**TASK REQUIREMENTS:**
Keep the pictures out and restate every record exactly.

(Collected data entries)
*****

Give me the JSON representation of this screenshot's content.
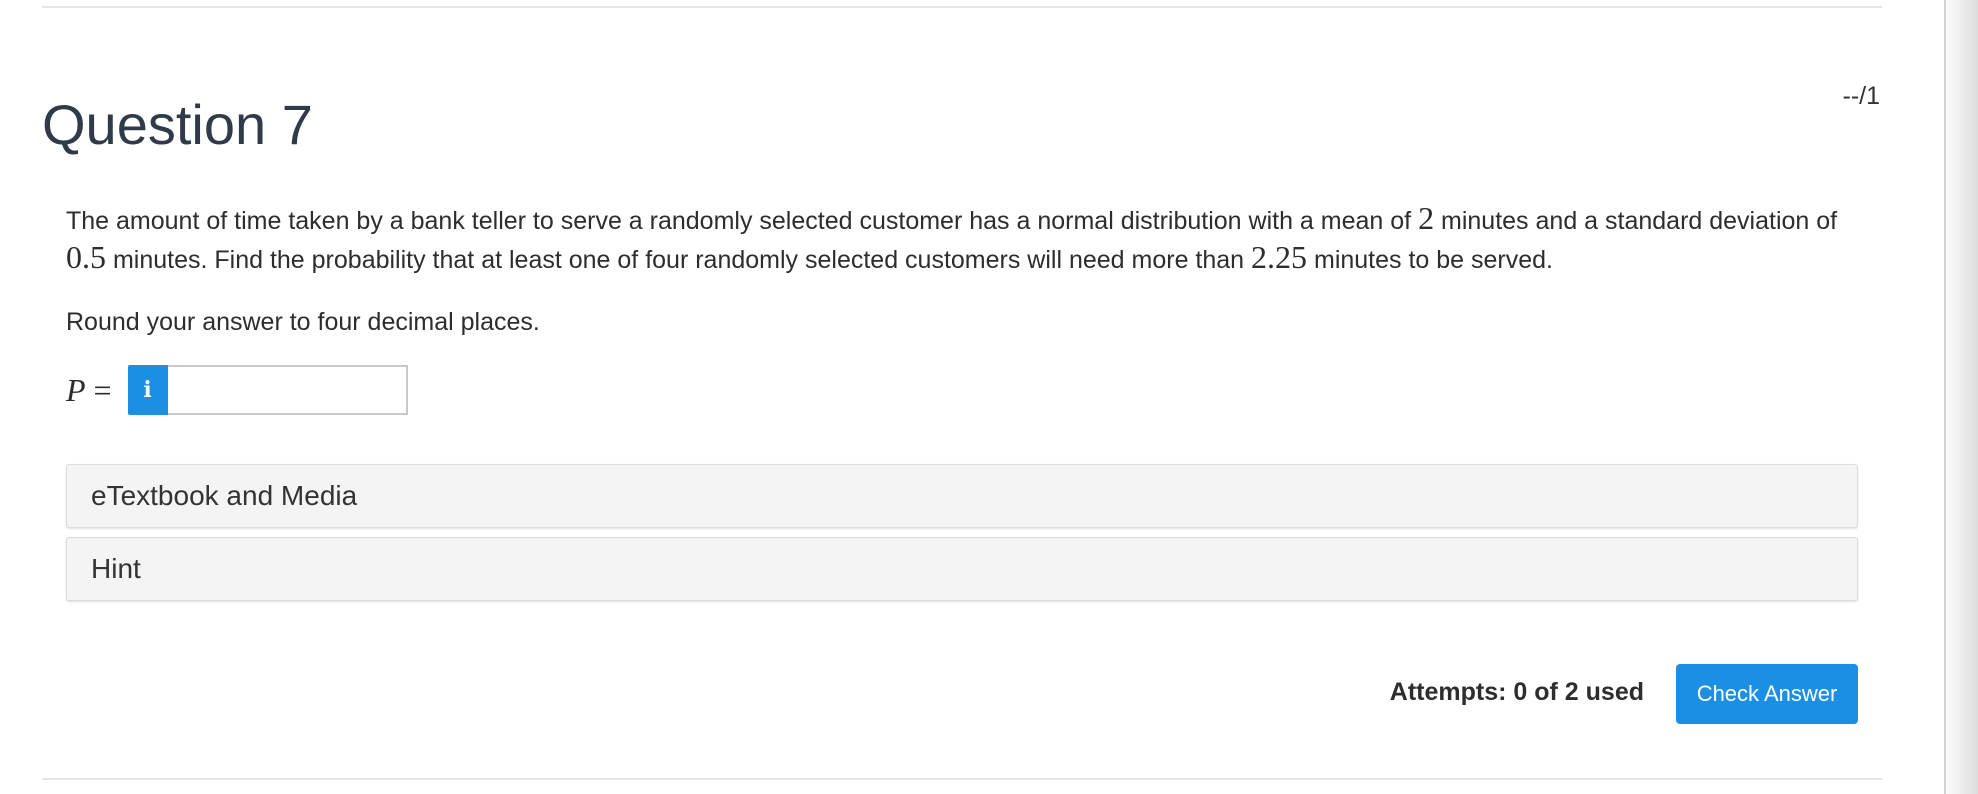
{
  "question": {
    "title": "Question 7",
    "score": "--/1",
    "body": {
      "text_1": "The amount of time taken by a bank teller to serve a randomly selected customer has a normal distribution with a mean of ",
      "mean": "2",
      "text_2": " minutes and a standard deviation of ",
      "sd": "0.5",
      "text_3": " minutes. Find the probability that at least one of four randomly selected customers will need more than ",
      "threshold": "2.25",
      "text_4": " minutes to be served."
    },
    "instruction": "Round your answer to four decimal places."
  },
  "answer": {
    "variable": "P",
    "equals": "=",
    "info_icon": "i",
    "value": ""
  },
  "panels": {
    "etextbook": "eTextbook and Media",
    "hint": "Hint"
  },
  "footer": {
    "attempts": "Attempts: 0 of 2 used",
    "check_button": "Check Answer"
  },
  "colors": {
    "accent": "#1a8fe3",
    "title": "#2f3b48",
    "panel_bg": "#f4f4f4"
  },
  "icons": {
    "info": "info-icon"
  }
}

*****

**RIGHT ANSWER:**
Give me the JSON representation of this screenshot's content.
{
  "question": {
    "title": "Question 7",
    "score": "--/1",
    "body": {
      "text_1": "The amount of time taken by a bank teller to serve a randomly selected customer has a normal distribution with a mean of ",
      "mean": "2",
      "text_2": " minutes and a standard deviation of ",
      "sd": "0.5",
      "text_3": " minutes. Find the probability that at least one of four randomly selected customers will need more than ",
      "threshold": "2.25",
      "text_4": " minutes to be served."
    },
    "instruction": "Round your answer to four decimal places."
  },
  "answer": {
    "variable": "P",
    "equals": "=",
    "info_icon": "i",
    "value": ""
  },
  "panels": {
    "etextbook": "eTextbook and Media",
    "hint": "Hint"
  },
  "footer": {
    "attempts": "Attempts: 0 of 2 used",
    "check_button": "Check Answer"
  },
  "colors": {
    "accent": "#1a8fe3",
    "title": "#2f3b48",
    "panel_bg": "#f4f4f4"
  },
  "icons": {
    "info": "info-icon"
  }
}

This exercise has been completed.